** Start Dataset records **

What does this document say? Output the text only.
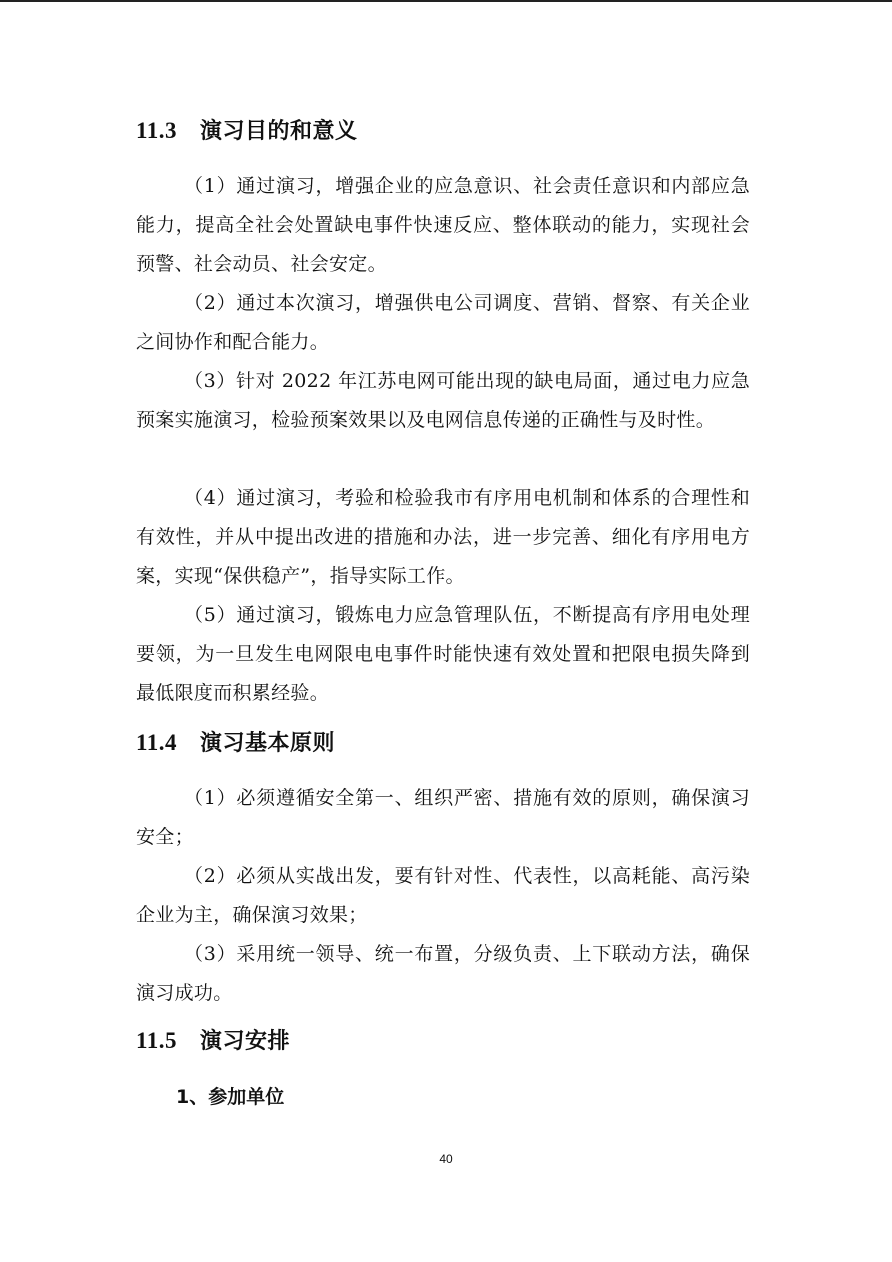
11.3 演习目的和意义

（1）通过演习，增强企业的应急意识、社会责任意识和内部应急能力，提高全社会处置缺电事件快速反应、整体联动的能力，实现社会预警、社会动员、社会安定。

（2）通过本次演习，增强供电公司调度、营销、督察、有关企业之间协作和配合能力。

（3）针对 2022 年江苏电网可能出现的缺电局面，通过电力应急预案实施演习，检验预案效果以及电网信息传递的正确性与及时性。

（4）通过演习，考验和检验我市有序用电机制和体系的合理性和有效性，并从中提出改进的措施和办法，进一步完善、细化有序用电方案，实现“保供稳产”，指导实际工作。

（5）通过演习，锻炼电力应急管理队伍，不断提高有序用电处理要领，为一旦发生电网限电电事件时能快速有效处置和把限电损失降到最低限度而积累经验。

11.4 演习基本原则

（1）必须遵循安全第一、组织严密、措施有效的原则，确保演习安全；

（2）必须从实战出发，要有针对性、代表性，以高耗能、高污染企业为主，确保演习效果；

（3）采用统一领导、统一布置，分级负责、上下联动方法，确保演习成功。

11.5 演习安排
1、参加单位
40
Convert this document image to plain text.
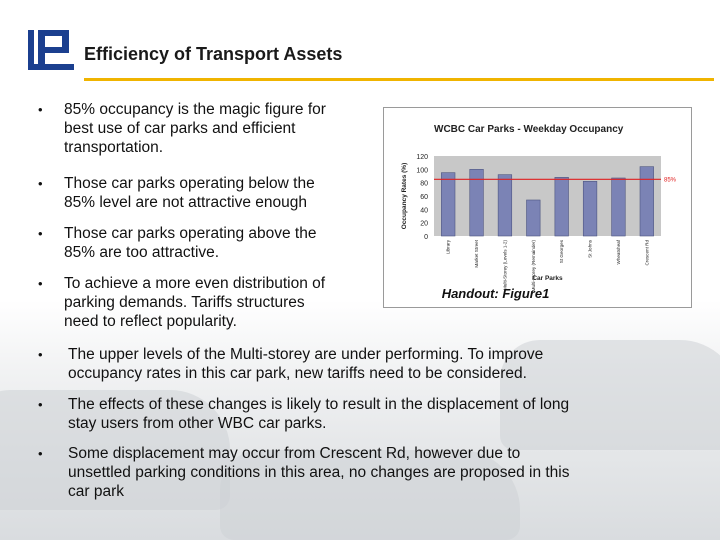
Efficiency of Transport Assets
•	85% occupancy is the magic figure for
best use of car parks and efficient
transportation.
•	Those car parks operating below the
85% level are not attractive enough
•	Those car parks operating above the
85% are too attractive.
•	To achieve a more even distribution of
parking demands. Tariffs structures
need to reflect popularity.
•	The upper levels of the Multi-storey are under performing. To improve
occupancy rates in this car park, new tariffs need to be considered.
•	The effects of these changes is likely to result in the displacement of long
stay users from other WBC car parks.
•	Some displacement may occur from Crescent Rd, however due to
unsettled parking conditions in this area, no changes are proposed in this
car park
WCBC Car Parks - Weekday Occupancy
0
20
40
60
80
100
120
Occupancy Rates (%)
Library	Market Street	Multi-Storey (Levels 1-2)	Multi-Storey (Remainder)	St Georges	St Johns	Wheatsheaf	Crescent Rd
85%
Car Parks
Handout: Figure1
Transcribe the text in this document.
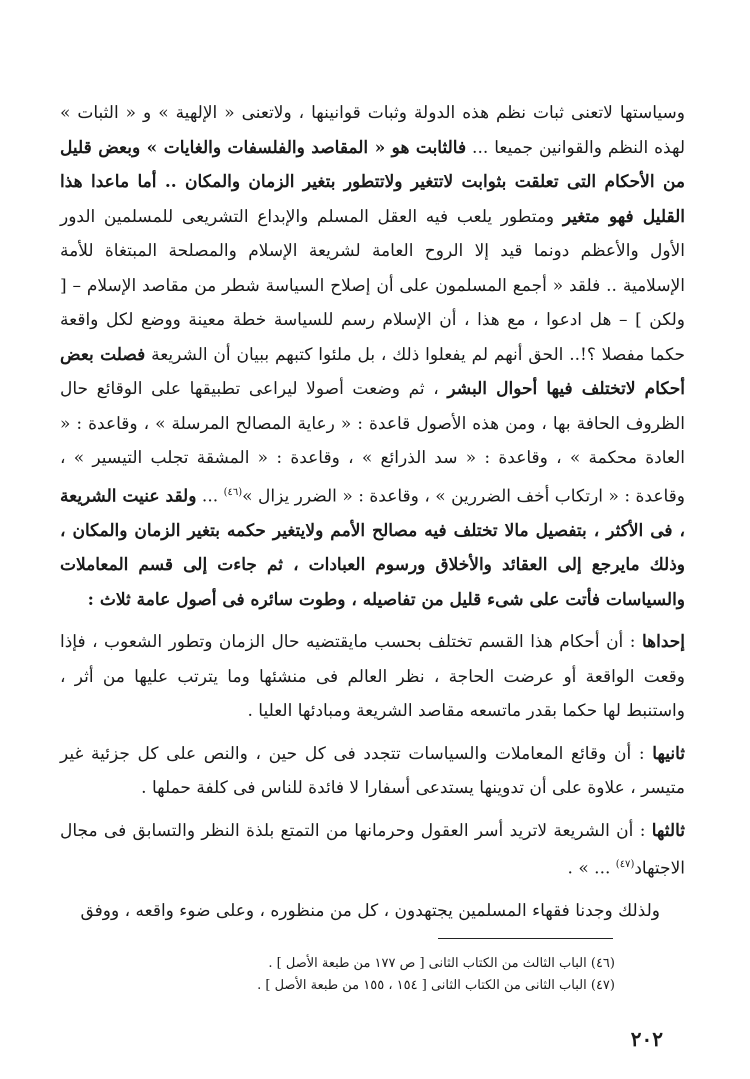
وسياستها لاتعنى ثبات نظم هذه الدولة وثبات قوانينها ، ولاتعنى « الإلهية » و « الثبات » لهذه النظم والقوانين جميعا ... فالثابت هو « المقاصد والفلسفات والغايات » وبعض قليل من الأحكام التى تعلقت بثوابت لاتتغير ولاتتطور بتغير الزمان والمكان .. أما ماعدا هذا القليل فهو متغير ومتطور يلعب فيه العقل المسلم والإبداع التشريعى للمسلمين الدور الأول والأعظم دونما قيد إلا الروح العامة لشريعة الإسلام والمصلحة المبتغاة للأمة الإسلامية .. فلقد « أجمع المسلمون على أن إصلاح السياسة شطر من مقاصد الإسلام – [ ولكن ] – هل ادعوا ، مع هذا ، أن الإسلام رسم للسياسة خطة معينة ووضع لكل واقعة حكما مفصلا ؟!.. الحق أنهم لم يفعلوا ذلك ، بل ملئوا كتبهم ببيان أن الشريعة فصلت بعض أحكام لاتختلف فيها أحوال البشر ، ثم وضعت أصولا ليراعى تطبيقها على الوقائع حال الظروف الحافة بها ، ومن هذه الأصول قاعدة : « رعاية المصالح المرسلة » ، وقاعدة : « العادة محكمة » ، وقاعدة : « سد الذرائع » ، وقاعدة : « المشقة تجلب التيسير » ، وقاعدة : « ارتكاب أخف الضررين » ، وقاعدة : « الضرر يزال »$^{(٤٦)}$ ... ولقد عنيت الشريعة ، فى الأكثر ، بتفصيل مالا تختلف فيه مصالح الأمم ولايتغير حكمه بتغير الزمان والمكان ، وذلك مايرجع إلى العقائد والأخلاق ورسوم العبادات ، ثم جاءت إلى قسم المعاملات والسياسات فأتت على شىء قليل من تفاصيله ، وطوت سائره فى أصول عامة ثلاث :
إحداها : أن أحكام هذا القسم تختلف بحسب مايقتضيه حال الزمان وتطور الشعوب ، فإذا وقعت الواقعة أو عرضت الحاجة ، نظر العالم فى منشئها وما يترتب عليها من أثر ، واستنبط لها حكما بقدر ماتسعه مقاصد الشريعة ومبادئها العليا .
ثانيها : أن وقائع المعاملات والسياسات تتجدد فى كل حين ، والنص على كل جزئية غير متيسر ، علاوة على أن تدوينها يستدعى أسفارا لا فائدة للناس فى كلفة حملها .
ثالثها : أن الشريعة لاتريد أسر العقول وحرمانها من التمتع بلذة النظر والتسابق فى مجال الاجتهاد$^{(٤٧)}$ ... » .
ولذلك وجدنا فقهاء المسلمين يجتهدون ، كل من منظوره ، وعلى ضوء واقعه ، ووفق
(٤٦) الباب الثالث من الكتاب الثانى [ ص ١٧٧ من طبعة الأصل ] .
(٤٧) الباب الثانى من الكتاب الثانى [ ١٥٤ ، ١٥٥ من طبعة الأصل ] .
٢٠٢
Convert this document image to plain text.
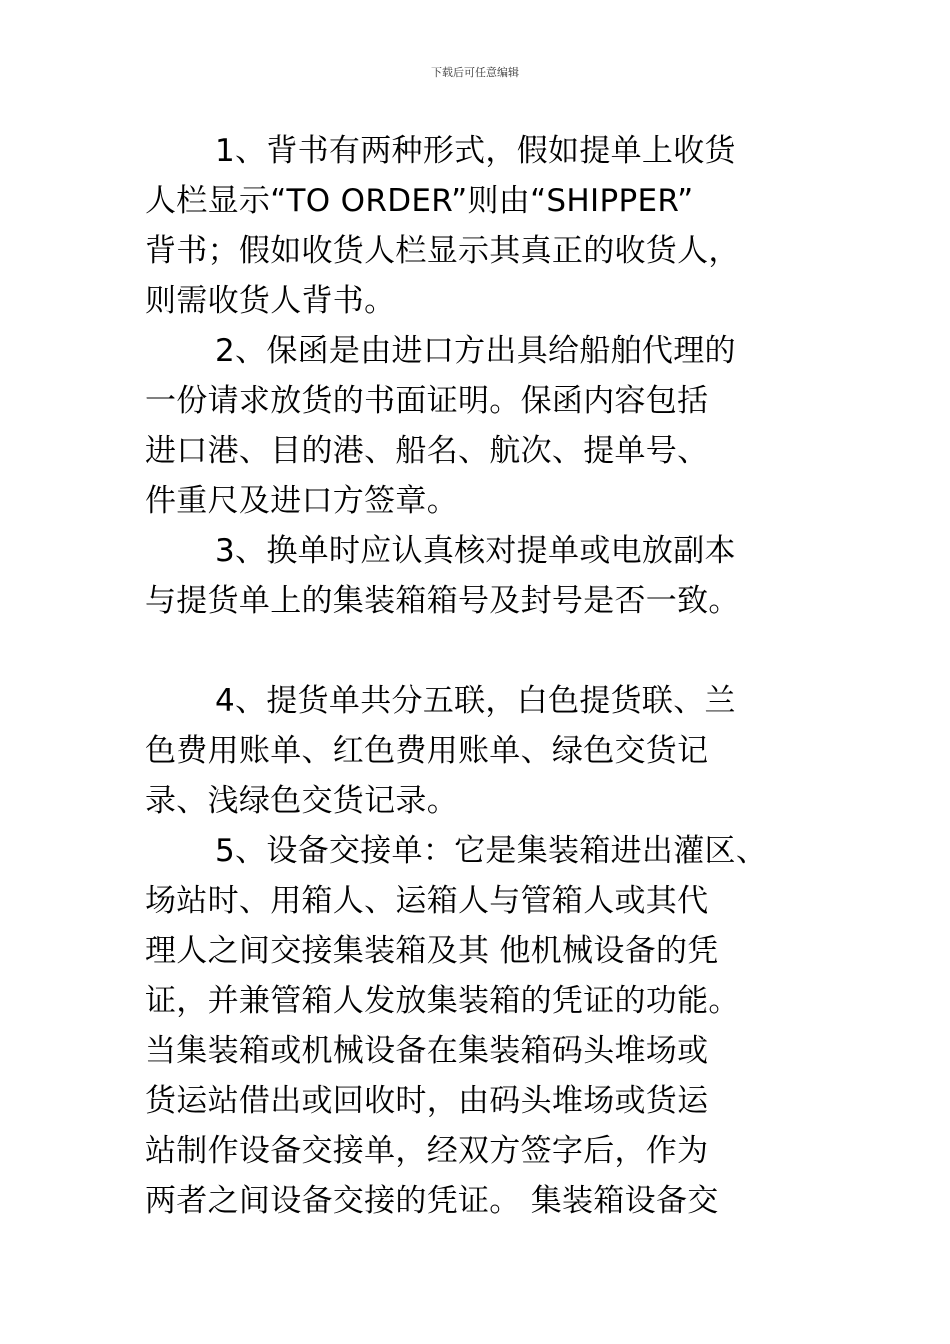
下载后可任意编辑

1、背书有两种形式，假如提单上收货
人栏显示“TO ORDER”则由“SHIPPER”
背书；假如收货人栏显示其真正的收货人，
则需收货人背书。

2、保函是由进口方出具给船舶代理的
一份请求放货的书面证明。保函内容包括
进口港、目的港、船名、航次、提单号、
件重尺及进口方签章。

3、换单时应认真核对提单或电放副本
与提货单上的集装箱箱号及封号是否一致。

4、提货单共分五联，白色提货联、兰
色费用账单、红色费用账单、绿色交货记
录、浅绿色交货记录。

5、设备交接单：它是集装箱进出灌区、
场站时、用箱人、运箱人与管箱人或其代
理人之间交接集装箱及其 他机械设备的凭
证，并兼管箱人发放集装箱的凭证的功能。
当集装箱或机械设备在集装箱码头堆场或
货运站借出或回收时，由码头堆场或货运
站制作设备交接单，经双方签字后，作为
两者之间设备交接的凭证。 集装箱设备交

** End Dataset records **

Prompt:
Copy out each line of the data where the string "Multi" appears.

The completed task:
•	The upper levels of the Multi-storey are under performing. To improve
Library	Market Street	Multi-Storey (Levels 1-2)	Multi-Storey (Remainder)	St Georges	St Johns	Wheatsheaf	Crescent Rd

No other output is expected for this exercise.